◆ DO THIS: Every record here needs to be written out again exactly.

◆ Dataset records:
---+---
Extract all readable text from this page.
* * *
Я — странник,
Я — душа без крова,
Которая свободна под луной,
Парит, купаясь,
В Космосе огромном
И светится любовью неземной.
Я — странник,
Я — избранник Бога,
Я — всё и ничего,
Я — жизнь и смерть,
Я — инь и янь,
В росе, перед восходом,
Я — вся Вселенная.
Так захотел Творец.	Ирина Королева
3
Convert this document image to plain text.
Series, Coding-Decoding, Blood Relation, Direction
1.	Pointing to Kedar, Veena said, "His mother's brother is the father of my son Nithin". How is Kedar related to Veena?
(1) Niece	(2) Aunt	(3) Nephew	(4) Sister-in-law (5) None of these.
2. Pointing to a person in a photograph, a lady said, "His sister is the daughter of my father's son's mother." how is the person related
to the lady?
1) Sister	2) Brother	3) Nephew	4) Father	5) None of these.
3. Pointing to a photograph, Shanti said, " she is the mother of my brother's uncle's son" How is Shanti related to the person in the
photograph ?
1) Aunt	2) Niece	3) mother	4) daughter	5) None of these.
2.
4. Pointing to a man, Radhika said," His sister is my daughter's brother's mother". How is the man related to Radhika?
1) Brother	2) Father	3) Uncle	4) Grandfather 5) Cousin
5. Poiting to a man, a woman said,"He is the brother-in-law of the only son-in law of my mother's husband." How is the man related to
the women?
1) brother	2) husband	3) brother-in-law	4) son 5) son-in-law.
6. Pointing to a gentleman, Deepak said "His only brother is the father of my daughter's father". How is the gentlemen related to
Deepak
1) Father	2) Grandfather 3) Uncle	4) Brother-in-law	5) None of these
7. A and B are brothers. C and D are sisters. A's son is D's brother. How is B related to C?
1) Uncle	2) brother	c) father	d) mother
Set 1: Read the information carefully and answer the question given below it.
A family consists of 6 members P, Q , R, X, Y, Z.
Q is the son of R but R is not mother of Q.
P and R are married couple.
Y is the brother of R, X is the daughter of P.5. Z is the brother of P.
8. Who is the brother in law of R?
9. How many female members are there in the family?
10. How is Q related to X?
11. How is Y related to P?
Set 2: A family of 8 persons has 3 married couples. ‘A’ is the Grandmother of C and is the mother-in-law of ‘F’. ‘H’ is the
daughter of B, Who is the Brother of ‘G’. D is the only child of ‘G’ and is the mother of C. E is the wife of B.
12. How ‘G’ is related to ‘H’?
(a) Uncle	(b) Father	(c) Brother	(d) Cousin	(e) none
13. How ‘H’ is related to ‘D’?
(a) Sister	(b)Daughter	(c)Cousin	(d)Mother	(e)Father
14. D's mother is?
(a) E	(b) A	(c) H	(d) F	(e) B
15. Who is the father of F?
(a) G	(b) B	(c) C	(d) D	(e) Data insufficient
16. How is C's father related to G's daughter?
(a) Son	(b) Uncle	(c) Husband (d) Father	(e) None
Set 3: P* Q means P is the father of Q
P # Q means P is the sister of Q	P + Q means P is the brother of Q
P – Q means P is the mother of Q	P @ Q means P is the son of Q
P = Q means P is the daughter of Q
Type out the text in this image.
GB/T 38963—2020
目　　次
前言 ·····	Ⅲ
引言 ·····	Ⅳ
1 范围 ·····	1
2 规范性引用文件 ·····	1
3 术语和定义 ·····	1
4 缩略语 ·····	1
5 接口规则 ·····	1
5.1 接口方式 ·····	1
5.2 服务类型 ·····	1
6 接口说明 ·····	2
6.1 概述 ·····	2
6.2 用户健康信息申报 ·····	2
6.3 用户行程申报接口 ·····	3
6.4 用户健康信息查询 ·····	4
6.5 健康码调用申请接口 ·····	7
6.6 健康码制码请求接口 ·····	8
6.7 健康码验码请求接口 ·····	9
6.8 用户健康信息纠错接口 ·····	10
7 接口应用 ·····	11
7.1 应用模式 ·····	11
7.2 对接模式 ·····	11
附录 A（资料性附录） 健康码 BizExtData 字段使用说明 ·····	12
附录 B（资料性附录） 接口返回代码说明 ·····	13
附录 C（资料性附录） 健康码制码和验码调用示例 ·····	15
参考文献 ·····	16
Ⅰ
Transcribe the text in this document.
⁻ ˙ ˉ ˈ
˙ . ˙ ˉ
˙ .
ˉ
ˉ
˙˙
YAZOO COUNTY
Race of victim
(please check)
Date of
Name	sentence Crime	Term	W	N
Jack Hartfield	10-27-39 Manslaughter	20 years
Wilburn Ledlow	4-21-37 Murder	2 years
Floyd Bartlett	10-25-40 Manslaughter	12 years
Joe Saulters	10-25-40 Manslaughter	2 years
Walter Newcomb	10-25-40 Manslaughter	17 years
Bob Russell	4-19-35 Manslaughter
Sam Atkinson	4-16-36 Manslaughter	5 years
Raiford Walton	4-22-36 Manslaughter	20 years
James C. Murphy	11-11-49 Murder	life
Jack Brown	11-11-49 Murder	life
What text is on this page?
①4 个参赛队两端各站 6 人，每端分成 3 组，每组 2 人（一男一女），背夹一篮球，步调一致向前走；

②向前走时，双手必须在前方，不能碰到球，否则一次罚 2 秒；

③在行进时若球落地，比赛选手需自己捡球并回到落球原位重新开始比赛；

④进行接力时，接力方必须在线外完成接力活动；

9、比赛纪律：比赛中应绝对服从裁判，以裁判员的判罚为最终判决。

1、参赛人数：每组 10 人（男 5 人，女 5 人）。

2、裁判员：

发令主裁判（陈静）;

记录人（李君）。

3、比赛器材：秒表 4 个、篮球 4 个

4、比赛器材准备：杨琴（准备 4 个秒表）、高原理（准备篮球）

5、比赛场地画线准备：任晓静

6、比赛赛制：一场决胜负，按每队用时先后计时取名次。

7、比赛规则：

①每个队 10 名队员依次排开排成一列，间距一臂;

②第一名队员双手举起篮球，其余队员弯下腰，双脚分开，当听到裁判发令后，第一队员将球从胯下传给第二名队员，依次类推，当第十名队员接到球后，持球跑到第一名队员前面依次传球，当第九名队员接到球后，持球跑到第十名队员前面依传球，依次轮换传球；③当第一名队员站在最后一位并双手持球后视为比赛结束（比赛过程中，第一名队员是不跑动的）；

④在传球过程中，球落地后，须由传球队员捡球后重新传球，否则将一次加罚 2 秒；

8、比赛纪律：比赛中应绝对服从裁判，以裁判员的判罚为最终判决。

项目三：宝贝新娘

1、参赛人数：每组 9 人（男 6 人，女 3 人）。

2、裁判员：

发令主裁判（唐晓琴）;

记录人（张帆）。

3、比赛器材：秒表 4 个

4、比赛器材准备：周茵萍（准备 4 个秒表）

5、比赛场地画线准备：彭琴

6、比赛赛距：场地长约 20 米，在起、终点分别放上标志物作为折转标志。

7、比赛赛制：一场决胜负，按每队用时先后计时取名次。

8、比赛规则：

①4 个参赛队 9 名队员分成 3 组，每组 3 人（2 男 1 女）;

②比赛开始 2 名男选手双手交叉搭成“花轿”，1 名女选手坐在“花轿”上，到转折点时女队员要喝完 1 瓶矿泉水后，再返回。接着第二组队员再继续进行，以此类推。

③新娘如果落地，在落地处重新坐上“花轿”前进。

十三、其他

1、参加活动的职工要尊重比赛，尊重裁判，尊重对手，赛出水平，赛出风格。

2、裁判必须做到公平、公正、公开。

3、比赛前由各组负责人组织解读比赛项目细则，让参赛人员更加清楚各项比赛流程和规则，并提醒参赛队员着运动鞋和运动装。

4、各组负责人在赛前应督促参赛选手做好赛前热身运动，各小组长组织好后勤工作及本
---+---
◆ ANSWER TO THIS PROBLEM:
Extract all readable text from this page.
* * *
Я — странник,
Я — душа без крова,
Которая свободна под луной,
Парит, купаясь,
В Космосе огромном
И светится любовью неземной.
Я — странник,
Я — избранник Бога,
Я — всё и ничего,
Я — жизнь и смерть,
Я — инь и янь,
В росе, перед восходом,
Я — вся Вселенная.
Так захотел Творец.	Ирина Королева
3
Convert this document image to plain text.
Series, Coding-Decoding, Blood Relation, Direction
1.	Pointing to Kedar, Veena said, "His mother's brother is the father of my son Nithin". How is Kedar related to Veena?
(1) Niece	(2) Aunt	(3) Nephew	(4) Sister-in-law (5) None of these.
2. Pointing to a person in a photograph, a lady said, "His sister is the daughter of my father's son's mother." how is the person related
to the lady?
1) Sister	2) Brother	3) Nephew	4) Father	5) None of these.
3. Pointing to a photograph, Shanti said, " she is the mother of my brother's uncle's son" How is Shanti related to the person in the
photograph ?
1) Aunt	2) Niece	3) mother	4) daughter	5) None of these.
2.
4. Pointing to a man, Radhika said," His sister is my daughter's brother's mother". How is the man related to Radhika?
1) Brother	2) Father	3) Uncle	4) Grandfather 5) Cousin
5. Poiting to a man, a woman said,"He is the brother-in-law of the only son-in law of my mother's husband." How is the man related to
the women?
1) brother	2) husband	3) brother-in-law	4) son 5) son-in-law.
6. Pointing to a gentleman, Deepak said "His only brother is the father of my daughter's father". How is the gentlemen related to
Deepak
1) Father	2) Grandfather 3) Uncle	4) Brother-in-law	5) None of these
7. A and B are brothers. C and D are sisters. A's son is D's brother. How is B related to C?
1) Uncle	2) brother	c) father	d) mother
Set 1: Read the information carefully and answer the question given below it.
A family consists of 6 members P, Q , R, X, Y, Z.
Q is the son of R but R is not mother of Q.
P and R are married couple.
Y is the brother of R, X is the daughter of P.5. Z is the brother of P.
8. Who is the brother in law of R?
9. How many female members are there in the family?
10. How is Q related to X?
11. How is Y related to P?
Set 2: A family of 8 persons has 3 married couples. ‘A’ is the Grandmother of C and is the mother-in-law of ‘F’. ‘H’ is the
daughter of B, Who is the Brother of ‘G’. D is the only child of ‘G’ and is the mother of C. E is the wife of B.
12. How ‘G’ is related to ‘H’?
(a) Uncle	(b) Father	(c) Brother	(d) Cousin	(e) none
13. How ‘H’ is related to ‘D’?
(a) Sister	(b)Daughter	(c)Cousin	(d)Mother	(e)Father
14. D's mother is?
(a) E	(b) A	(c) H	(d) F	(e) B
15. Who is the father of F?
(a) G	(b) B	(c) C	(d) D	(e) Data insufficient
16. How is C's father related to G's daughter?
(a) Son	(b) Uncle	(c) Husband (d) Father	(e) None
Set 3: P* Q means P is the father of Q
P # Q means P is the sister of Q	P + Q means P is the brother of Q
P – Q means P is the mother of Q	P @ Q means P is the son of Q
P = Q means P is the daughter of Q
Type out the text in this image.
GB/T 38963—2020
目　　次
前言 ·····	Ⅲ
引言 ·····	Ⅳ
1 范围 ·····	1
2 规范性引用文件 ·····	1
3 术语和定义 ·····	1
4 缩略语 ·····	1
5 接口规则 ·····	1
5.1 接口方式 ·····	1
5.2 服务类型 ·····	1
6 接口说明 ·····	2
6.1 概述 ·····	2
6.2 用户健康信息申报 ·····	2
6.3 用户行程申报接口 ·····	3
6.4 用户健康信息查询 ·····	4
6.5 健康码调用申请接口 ·····	7
6.6 健康码制码请求接口 ·····	8
6.7 健康码验码请求接口 ·····	9
6.8 用户健康信息纠错接口 ·····	10
7 接口应用 ·····	11
7.1 应用模式 ·····	11
7.2 对接模式 ·····	11
附录 A（资料性附录） 健康码 BizExtData 字段使用说明 ·····	12
附录 B（资料性附录） 接口返回代码说明 ·····	13
附录 C（资料性附录） 健康码制码和验码调用示例 ·····	15
参考文献 ·····	16
Ⅰ
Transcribe the text in this document.
⁻ ˙ ˉ ˈ
˙ . ˙ ˉ
˙ .
ˉ
ˉ
˙˙
YAZOO COUNTY
Race of victim
(please check)
Date of
Name	sentence Crime	Term	W	N
Jack Hartfield	10-27-39 Manslaughter	20 years
Wilburn Ledlow	4-21-37 Murder	2 years
Floyd Bartlett	10-25-40 Manslaughter	12 years
Joe Saulters	10-25-40 Manslaughter	2 years
Walter Newcomb	10-25-40 Manslaughter	17 years
Bob Russell	4-19-35 Manslaughter
Sam Atkinson	4-16-36 Manslaughter	5 years
Raiford Walton	4-22-36 Manslaughter	20 years
James C. Murphy	11-11-49 Murder	life
Jack Brown	11-11-49 Murder	life
What text is on this page?
①4 个参赛队两端各站 6 人，每端分成 3 组，每组 2 人（一男一女），背夹一篮球，步调一致向前走；

②向前走时，双手必须在前方，不能碰到球，否则一次罚 2 秒；

③在行进时若球落地，比赛选手需自己捡球并回到落球原位重新开始比赛；

④进行接力时，接力方必须在线外完成接力活动；

9、比赛纪律：比赛中应绝对服从裁判，以裁判员的判罚为最终判决。

1、参赛人数：每组 10 人（男 5 人，女 5 人）。

2、裁判员：

发令主裁判（陈静）;

记录人（李君）。

3、比赛器材：秒表 4 个、篮球 4 个

4、比赛器材准备：杨琴（准备 4 个秒表）、高原理（准备篮球）

5、比赛场地画线准备：任晓静

6、比赛赛制：一场决胜负，按每队用时先后计时取名次。

7、比赛规则：

①每个队 10 名队员依次排开排成一列，间距一臂;

②第一名队员双手举起篮球，其余队员弯下腰，双脚分开，当听到裁判发令后，第一队员将球从胯下传给第二名队员，依次类推，当第十名队员接到球后，持球跑到第一名队员前面依次传球，当第九名队员接到球后，持球跑到第十名队员前面依传球，依次轮换传球；③当第一名队员站在最后一位并双手持球后视为比赛结束（比赛过程中，第一名队员是不跑动的）；

④在传球过程中，球落地后，须由传球队员捡球后重新传球，否则将一次加罚 2 秒；

8、比赛纪律：比赛中应绝对服从裁判，以裁判员的判罚为最终判决。

项目三：宝贝新娘

1、参赛人数：每组 9 人（男 6 人，女 3 人）。

2、裁判员：

发令主裁判（唐晓琴）;

记录人（张帆）。

3、比赛器材：秒表 4 个

4、比赛器材准备：周茵萍（准备 4 个秒表）

5、比赛场地画线准备：彭琴

6、比赛赛距：场地长约 20 米，在起、终点分别放上标志物作为折转标志。

7、比赛赛制：一场决胜负，按每队用时先后计时取名次。

8、比赛规则：

①4 个参赛队 9 名队员分成 3 组，每组 3 人（2 男 1 女）;

②比赛开始 2 名男选手双手交叉搭成“花轿”，1 名女选手坐在“花轿”上，到转折点时女队员要喝完 1 瓶矿泉水后，再返回。接着第二组队员再继续进行，以此类推。

③新娘如果落地，在落地处重新坐上“花轿”前进。

十三、其他

1、参加活动的职工要尊重比赛，尊重裁判，尊重对手，赛出水平，赛出风格。

2、裁判必须做到公平、公正、公开。

3、比赛前由各组负责人组织解读比赛项目细则，让参赛人员更加清楚各项比赛流程和规则，并提醒参赛队员着运动鞋和运动装。

4、各组负责人在赛前应督促参赛选手做好赛前热身运动，各小组长组织好后勤工作及本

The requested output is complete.